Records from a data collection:
○ ○ ○ ○ ○ ○ ○
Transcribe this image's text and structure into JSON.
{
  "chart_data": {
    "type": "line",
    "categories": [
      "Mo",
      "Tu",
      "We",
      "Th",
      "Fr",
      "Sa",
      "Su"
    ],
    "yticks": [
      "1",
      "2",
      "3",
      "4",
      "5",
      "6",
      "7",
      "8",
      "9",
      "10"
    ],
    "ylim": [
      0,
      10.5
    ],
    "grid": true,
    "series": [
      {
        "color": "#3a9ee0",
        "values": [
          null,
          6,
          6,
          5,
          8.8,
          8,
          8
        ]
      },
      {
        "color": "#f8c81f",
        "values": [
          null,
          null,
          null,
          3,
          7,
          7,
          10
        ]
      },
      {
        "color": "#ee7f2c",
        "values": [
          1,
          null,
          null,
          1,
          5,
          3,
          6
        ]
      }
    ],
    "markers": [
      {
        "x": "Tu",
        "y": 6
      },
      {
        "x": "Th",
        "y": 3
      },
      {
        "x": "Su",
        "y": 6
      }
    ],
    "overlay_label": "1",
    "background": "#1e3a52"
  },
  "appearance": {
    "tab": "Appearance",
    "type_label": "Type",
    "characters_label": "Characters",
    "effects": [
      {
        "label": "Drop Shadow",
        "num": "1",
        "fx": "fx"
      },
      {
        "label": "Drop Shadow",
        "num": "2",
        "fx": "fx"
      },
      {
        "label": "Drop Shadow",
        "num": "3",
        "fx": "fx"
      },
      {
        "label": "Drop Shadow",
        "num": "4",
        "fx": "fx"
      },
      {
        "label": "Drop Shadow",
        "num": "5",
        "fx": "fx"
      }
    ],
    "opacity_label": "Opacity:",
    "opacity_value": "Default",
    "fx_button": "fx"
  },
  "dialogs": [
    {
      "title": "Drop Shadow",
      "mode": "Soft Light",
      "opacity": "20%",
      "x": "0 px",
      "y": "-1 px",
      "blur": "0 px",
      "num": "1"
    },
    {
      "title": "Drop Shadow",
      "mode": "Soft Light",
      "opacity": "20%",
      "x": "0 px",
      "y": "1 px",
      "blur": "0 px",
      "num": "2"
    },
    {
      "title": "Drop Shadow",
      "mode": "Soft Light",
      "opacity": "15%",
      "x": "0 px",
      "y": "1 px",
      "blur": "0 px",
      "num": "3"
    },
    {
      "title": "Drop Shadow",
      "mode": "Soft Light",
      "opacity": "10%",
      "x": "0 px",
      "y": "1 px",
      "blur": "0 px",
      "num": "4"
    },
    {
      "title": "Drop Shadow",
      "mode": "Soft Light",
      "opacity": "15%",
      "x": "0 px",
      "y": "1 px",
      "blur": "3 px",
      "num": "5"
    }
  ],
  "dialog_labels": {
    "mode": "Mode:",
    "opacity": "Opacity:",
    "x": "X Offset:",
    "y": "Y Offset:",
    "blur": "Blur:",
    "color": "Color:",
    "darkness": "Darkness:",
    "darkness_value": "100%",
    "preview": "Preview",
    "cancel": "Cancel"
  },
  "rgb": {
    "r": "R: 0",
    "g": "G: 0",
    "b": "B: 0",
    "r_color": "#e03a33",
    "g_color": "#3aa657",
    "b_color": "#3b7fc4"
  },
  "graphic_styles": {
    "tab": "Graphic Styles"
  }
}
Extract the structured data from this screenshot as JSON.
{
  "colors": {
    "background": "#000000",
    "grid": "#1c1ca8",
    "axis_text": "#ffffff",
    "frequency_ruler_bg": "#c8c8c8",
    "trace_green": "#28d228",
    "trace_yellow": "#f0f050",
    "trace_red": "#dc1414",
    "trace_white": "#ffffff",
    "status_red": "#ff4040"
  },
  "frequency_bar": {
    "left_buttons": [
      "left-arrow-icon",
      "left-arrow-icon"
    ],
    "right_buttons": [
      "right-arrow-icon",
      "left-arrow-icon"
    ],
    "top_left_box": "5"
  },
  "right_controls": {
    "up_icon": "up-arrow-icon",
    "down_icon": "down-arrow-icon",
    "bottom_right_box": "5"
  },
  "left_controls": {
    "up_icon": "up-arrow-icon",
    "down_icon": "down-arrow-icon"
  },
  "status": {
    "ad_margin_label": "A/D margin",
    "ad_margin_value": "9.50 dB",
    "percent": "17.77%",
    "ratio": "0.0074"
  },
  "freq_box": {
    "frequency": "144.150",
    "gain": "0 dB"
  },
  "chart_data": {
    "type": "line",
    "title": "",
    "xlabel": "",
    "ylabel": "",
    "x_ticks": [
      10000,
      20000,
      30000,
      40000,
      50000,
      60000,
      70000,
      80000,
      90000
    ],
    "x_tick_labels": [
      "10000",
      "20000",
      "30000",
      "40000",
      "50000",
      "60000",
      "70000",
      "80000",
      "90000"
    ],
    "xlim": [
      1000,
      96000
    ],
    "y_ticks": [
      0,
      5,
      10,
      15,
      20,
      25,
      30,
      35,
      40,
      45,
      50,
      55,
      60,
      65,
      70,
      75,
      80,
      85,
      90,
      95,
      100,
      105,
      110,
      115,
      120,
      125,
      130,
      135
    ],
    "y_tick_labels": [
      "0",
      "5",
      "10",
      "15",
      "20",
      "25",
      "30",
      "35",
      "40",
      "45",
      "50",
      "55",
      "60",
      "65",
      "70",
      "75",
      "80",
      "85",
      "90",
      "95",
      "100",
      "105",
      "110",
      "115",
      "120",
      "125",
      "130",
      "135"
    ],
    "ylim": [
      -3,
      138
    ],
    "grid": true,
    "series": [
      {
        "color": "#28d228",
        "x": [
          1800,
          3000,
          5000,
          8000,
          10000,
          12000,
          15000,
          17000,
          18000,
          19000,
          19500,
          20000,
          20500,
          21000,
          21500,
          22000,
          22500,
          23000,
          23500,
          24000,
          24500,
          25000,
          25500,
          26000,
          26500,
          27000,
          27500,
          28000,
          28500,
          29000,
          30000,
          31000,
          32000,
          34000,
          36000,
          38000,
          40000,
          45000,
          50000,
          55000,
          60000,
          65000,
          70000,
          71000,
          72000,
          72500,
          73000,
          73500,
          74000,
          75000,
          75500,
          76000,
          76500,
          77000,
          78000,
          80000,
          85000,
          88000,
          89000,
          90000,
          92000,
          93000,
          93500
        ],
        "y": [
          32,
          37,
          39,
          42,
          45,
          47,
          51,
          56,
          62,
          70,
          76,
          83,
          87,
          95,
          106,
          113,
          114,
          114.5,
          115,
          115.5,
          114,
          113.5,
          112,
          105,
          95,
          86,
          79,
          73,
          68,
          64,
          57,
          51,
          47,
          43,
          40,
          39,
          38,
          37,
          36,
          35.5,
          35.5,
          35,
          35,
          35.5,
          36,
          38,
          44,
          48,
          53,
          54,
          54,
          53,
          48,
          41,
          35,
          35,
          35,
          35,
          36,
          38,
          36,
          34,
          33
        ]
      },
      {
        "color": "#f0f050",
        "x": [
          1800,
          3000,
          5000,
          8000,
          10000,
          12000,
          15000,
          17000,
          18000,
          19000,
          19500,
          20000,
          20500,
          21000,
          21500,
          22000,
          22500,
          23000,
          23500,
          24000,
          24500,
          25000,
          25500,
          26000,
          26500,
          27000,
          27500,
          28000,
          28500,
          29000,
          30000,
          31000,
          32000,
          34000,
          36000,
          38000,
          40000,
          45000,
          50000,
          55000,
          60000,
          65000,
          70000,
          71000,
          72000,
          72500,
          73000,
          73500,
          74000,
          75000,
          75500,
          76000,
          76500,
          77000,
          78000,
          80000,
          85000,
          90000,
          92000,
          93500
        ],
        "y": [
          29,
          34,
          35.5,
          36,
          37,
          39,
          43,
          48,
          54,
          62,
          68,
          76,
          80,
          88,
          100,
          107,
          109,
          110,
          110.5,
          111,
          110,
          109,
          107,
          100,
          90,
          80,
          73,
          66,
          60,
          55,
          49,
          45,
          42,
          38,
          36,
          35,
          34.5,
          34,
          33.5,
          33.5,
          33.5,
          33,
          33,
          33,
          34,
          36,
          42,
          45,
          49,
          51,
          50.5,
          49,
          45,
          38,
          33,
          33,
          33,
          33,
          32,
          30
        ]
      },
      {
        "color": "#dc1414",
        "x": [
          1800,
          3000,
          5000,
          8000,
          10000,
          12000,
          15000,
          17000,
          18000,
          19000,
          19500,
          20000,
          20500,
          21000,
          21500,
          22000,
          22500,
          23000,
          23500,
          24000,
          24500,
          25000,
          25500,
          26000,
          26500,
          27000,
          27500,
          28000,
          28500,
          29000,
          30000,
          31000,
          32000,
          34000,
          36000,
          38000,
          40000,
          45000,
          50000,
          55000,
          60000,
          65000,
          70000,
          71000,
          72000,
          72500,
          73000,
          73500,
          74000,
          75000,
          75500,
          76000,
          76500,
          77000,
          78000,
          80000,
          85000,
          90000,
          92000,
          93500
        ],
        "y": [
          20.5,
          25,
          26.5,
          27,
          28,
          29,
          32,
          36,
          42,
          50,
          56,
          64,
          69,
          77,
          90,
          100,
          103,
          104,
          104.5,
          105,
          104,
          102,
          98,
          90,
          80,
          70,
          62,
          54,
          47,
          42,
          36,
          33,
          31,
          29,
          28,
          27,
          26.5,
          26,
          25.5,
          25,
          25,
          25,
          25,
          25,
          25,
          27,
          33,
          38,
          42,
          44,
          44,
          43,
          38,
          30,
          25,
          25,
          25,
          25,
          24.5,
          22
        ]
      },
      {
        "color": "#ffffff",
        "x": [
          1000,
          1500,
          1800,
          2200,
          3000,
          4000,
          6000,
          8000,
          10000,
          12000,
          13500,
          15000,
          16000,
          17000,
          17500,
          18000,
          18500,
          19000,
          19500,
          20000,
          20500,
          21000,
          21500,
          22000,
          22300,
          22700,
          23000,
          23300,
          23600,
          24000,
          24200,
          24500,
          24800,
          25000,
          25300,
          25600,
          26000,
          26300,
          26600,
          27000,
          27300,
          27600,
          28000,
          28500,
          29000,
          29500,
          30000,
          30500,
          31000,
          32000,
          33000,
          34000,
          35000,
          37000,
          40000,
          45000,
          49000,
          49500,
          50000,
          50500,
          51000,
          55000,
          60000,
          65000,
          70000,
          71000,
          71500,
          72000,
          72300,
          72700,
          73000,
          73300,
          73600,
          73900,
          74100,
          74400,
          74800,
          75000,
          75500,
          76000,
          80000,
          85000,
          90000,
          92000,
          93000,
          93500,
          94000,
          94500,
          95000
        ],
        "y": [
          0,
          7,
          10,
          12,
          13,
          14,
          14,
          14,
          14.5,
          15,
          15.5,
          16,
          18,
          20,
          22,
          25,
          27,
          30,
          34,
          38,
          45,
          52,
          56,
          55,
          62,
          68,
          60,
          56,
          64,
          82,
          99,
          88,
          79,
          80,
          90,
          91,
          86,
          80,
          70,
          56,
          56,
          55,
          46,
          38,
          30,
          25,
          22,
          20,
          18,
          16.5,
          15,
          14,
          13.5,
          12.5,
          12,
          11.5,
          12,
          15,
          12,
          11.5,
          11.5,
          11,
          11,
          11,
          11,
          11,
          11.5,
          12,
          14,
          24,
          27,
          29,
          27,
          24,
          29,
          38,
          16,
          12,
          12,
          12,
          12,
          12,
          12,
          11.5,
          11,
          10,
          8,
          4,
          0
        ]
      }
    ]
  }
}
○ ○ ○ ○ ○ ○ ○
Copy out every line holding the string "ffffff".

    "axis_text": "#ffffff",
    "trace_white": "#ffffff",
        "color": "#ffffff",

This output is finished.